Record list:

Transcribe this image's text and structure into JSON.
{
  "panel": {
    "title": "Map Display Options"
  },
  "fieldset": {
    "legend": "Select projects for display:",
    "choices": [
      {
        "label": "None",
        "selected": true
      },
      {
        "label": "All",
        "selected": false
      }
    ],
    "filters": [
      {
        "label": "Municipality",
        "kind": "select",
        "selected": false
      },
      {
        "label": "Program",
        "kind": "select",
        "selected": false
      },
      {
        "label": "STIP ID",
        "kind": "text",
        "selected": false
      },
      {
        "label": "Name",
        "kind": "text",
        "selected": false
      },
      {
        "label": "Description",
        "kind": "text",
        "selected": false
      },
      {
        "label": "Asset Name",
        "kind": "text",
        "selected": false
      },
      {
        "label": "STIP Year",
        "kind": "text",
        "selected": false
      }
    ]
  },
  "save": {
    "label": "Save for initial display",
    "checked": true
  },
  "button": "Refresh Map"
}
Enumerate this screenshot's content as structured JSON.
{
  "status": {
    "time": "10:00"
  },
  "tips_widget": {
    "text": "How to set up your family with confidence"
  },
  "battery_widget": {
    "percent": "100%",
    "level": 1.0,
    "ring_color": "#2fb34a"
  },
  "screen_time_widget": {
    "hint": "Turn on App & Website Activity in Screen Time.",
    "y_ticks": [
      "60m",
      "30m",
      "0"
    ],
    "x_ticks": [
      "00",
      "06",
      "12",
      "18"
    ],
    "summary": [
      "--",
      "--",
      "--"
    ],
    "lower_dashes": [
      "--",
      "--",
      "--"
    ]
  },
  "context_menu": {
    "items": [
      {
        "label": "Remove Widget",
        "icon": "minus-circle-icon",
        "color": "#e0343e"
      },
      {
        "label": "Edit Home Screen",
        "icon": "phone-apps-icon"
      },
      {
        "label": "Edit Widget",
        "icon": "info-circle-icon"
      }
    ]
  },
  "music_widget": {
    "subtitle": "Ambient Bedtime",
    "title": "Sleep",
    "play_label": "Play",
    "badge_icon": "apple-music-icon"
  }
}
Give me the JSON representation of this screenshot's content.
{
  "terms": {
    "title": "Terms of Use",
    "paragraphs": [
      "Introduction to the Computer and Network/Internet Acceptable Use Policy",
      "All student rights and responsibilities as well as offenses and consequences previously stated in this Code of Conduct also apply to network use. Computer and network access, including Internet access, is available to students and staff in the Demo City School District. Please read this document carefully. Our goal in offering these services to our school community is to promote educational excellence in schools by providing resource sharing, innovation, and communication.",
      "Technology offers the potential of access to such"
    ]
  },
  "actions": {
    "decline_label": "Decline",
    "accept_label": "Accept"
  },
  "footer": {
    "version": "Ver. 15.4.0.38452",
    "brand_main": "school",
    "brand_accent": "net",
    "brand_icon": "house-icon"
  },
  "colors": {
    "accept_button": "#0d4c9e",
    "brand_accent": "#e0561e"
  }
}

Requirement: Every line of the records above needs to be given again exactly.

Exercise solution:
Transcribe this image's text and structure into JSON.
{
  "panel": {
    "title": "Map Display Options"
  },
  "fieldset": {
    "legend": "Select projects for display:",
    "choices": [
      {
        "label": "None",
        "selected": true
      },
      {
        "label": "All",
        "selected": false
      }
    ],
    "filters": [
      {
        "label": "Municipality",
        "kind": "select",
        "selected": false
      },
      {
        "label": "Program",
        "kind": "select",
        "selected": false
      },
      {
        "label": "STIP ID",
        "kind": "text",
        "selected": false
      },
      {
        "label": "Name",
        "kind": "text",
        "selected": false
      },
      {
        "label": "Description",
        "kind": "text",
        "selected": false
      },
      {
        "label": "Asset Name",
        "kind": "text",
        "selected": false
      },
      {
        "label": "STIP Year",
        "kind": "text",
        "selected": false
      }
    ]
  },
  "save": {
    "label": "Save for initial display",
    "checked": true
  },
  "button": "Refresh Map"
}
Enumerate this screenshot's content as structured JSON.
{
  "status": {
    "time": "10:00"
  },
  "tips_widget": {
    "text": "How to set up your family with confidence"
  },
  "battery_widget": {
    "percent": "100%",
    "level": 1.0,
    "ring_color": "#2fb34a"
  },
  "screen_time_widget": {
    "hint": "Turn on App & Website Activity in Screen Time.",
    "y_ticks": [
      "60m",
      "30m",
      "0"
    ],
    "x_ticks": [
      "00",
      "06",
      "12",
      "18"
    ],
    "summary": [
      "--",
      "--",
      "--"
    ],
    "lower_dashes": [
      "--",
      "--",
      "--"
    ]
  },
  "context_menu": {
    "items": [
      {
        "label": "Remove Widget",
        "icon": "minus-circle-icon",
        "color": "#e0343e"
      },
      {
        "label": "Edit Home Screen",
        "icon": "phone-apps-icon"
      },
      {
        "label": "Edit Widget",
        "icon": "info-circle-icon"
      }
    ]
  },
  "music_widget": {
    "subtitle": "Ambient Bedtime",
    "title": "Sleep",
    "play_label": "Play",
    "badge_icon": "apple-music-icon"
  }
}
Give me the JSON representation of this screenshot's content.
{
  "terms": {
    "title": "Terms of Use",
    "paragraphs": [
      "Introduction to the Computer and Network/Internet Acceptable Use Policy",
      "All student rights and responsibilities as well as offenses and consequences previously stated in this Code of Conduct also apply to network use. Computer and network access, including Internet access, is available to students and staff in the Demo City School District. Please read this document carefully. Our goal in offering these services to our school community is to promote educational excellence in schools by providing resource sharing, innovation, and communication.",
      "Technology offers the potential of access to such"
    ]
  },
  "actions": {
    "decline_label": "Decline",
    "accept_label": "Accept"
  },
  "footer": {
    "version": "Ver. 15.4.0.38452",
    "brand_main": "school",
    "brand_accent": "net",
    "brand_icon": "house-icon"
  },
  "colors": {
    "accept_button": "#0d4c9e",
    "brand_accent": "#e0561e"
  }
}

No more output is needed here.